- **RECORDED DATA**

--------------------------------------------------

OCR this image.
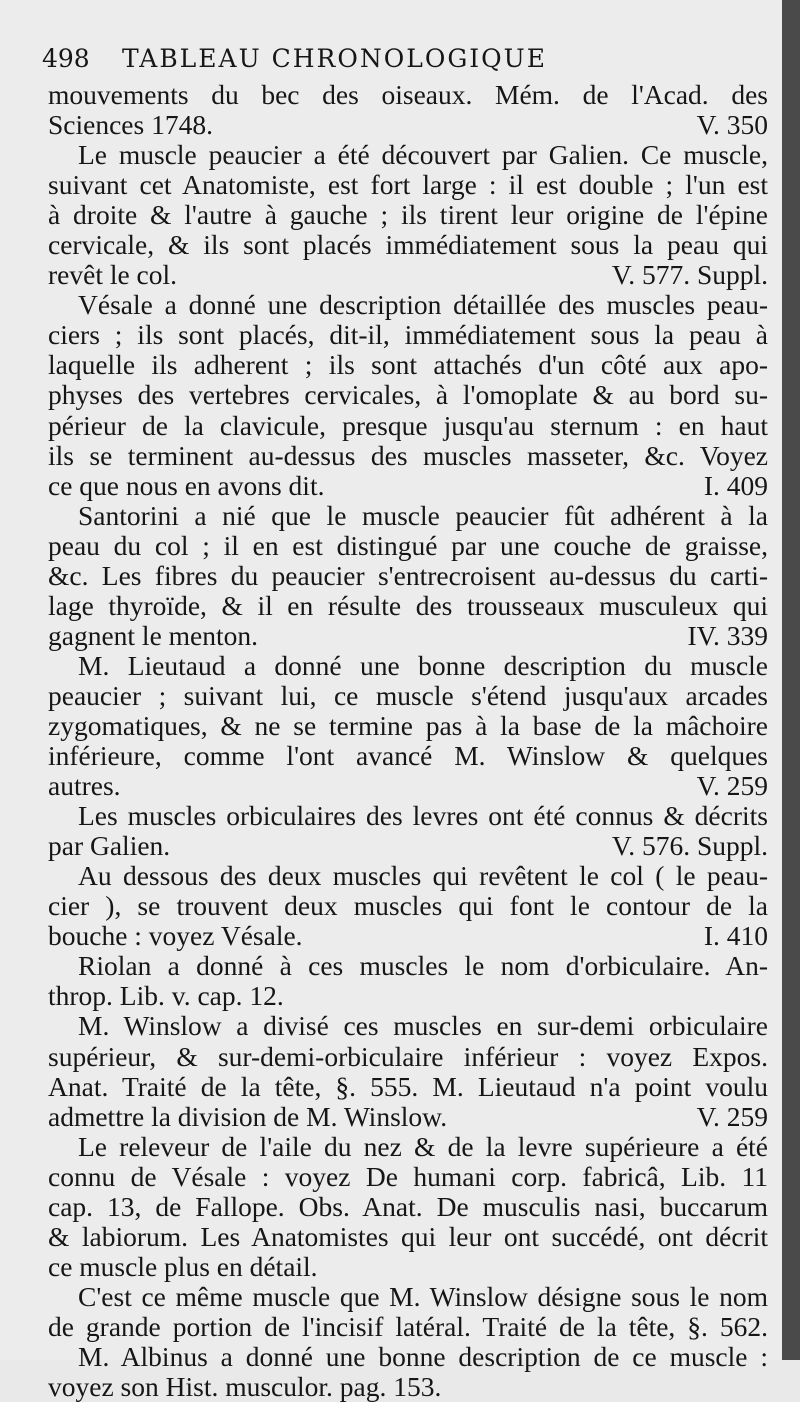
498 TABLEAU CHRONOLOGIQUE
mouvements du bec des oiseaux. Mém. de l'Acad. des
Sciences 1748.	V. 350
Le muscle peaucier a été découvert par Galien. Ce muscle,
suivant cet Anatomiste, est fort large : il est double ; l'un est
à droite & l'autre à gauche ; ils tirent leur origine de l'épine
cervicale, & ils sont placés immédiatement sous la peau qui
revêt le col.	V. 577. Suppl.
Vésale a donné une description détaillée des muscles peau-
ciers ; ils sont placés, dit-il, immédiatement sous la peau à
laquelle ils adherent ; ils sont attachés d'un côté aux apo-
physes des vertebres cervicales, à l'omoplate & au bord su-
périeur de la clavicule, presque jusqu'au sternum : en haut
ils se terminent au-dessus des muscles masseter, &c. Voyez
ce que nous en avons dit.	I. 409
Santorini a nié que le muscle peaucier fût adhérent à la
peau du col ; il en est distingué par une couche de graisse,
&c. Les fibres du peaucier s'entrecroisent au-dessus du carti-
lage thyroïde, & il en résulte des trousseaux musculeux qui
gagnent le menton.	IV. 339
M. Lieutaud a donné une bonne description du muscle
peaucier ; suivant lui, ce muscle s'étend jusqu'aux arcades
zygomatiques, & ne se termine pas à la base de la mâchoire
inférieure, comme l'ont avancé M. Winslow & quelques
autres.	V. 259
Les muscles orbiculaires des levres ont été connus & décrits
par Galien.	V. 576. Suppl.
Au dessous des deux muscles qui revêtent le col ( le peau-
cier ), se trouvent deux muscles qui font le contour de la
bouche : voyez Vésale.	I. 410
Riolan a donné à ces muscles le nom d'orbiculaire. An-
throp. Lib. v. cap. 12.
M. Winslow a divisé ces muscles en sur-demi orbiculaire
supérieur, & sur-demi-orbiculaire inférieur : voyez Expos.
Anat. Traité de la tête, §. 555. M. Lieutaud n'a point voulu
admettre la division de M. Winslow.	V. 259
Le releveur de l'aile du nez & de la levre supérieure a été
connu de Vésale : voyez De humani corp. fabricâ, Lib. 11
cap. 13, de Fallope. Obs. Anat. De musculis nasi, buccarum
& labiorum. Les Anatomistes qui leur ont succédé, ont décrit
ce muscle plus en détail.
C'est ce même muscle que M. Winslow désigne sous le nom
de grande portion de l'incisif latéral. Traité de la tête, §. 562.
M. Albinus a donné une bonne description de ce muscle :
voyez son Hist. musculor. pag. 153.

--------------------------------------------------

- **WRITTEN REQUEST**
Return only those lines of the records that contain the string "bonne".

- **ANSWER TO THIS TASK**
M. Lieutaud a donné une bonne description du muscle
M. Albinus a donné une bonne description de ce muscle :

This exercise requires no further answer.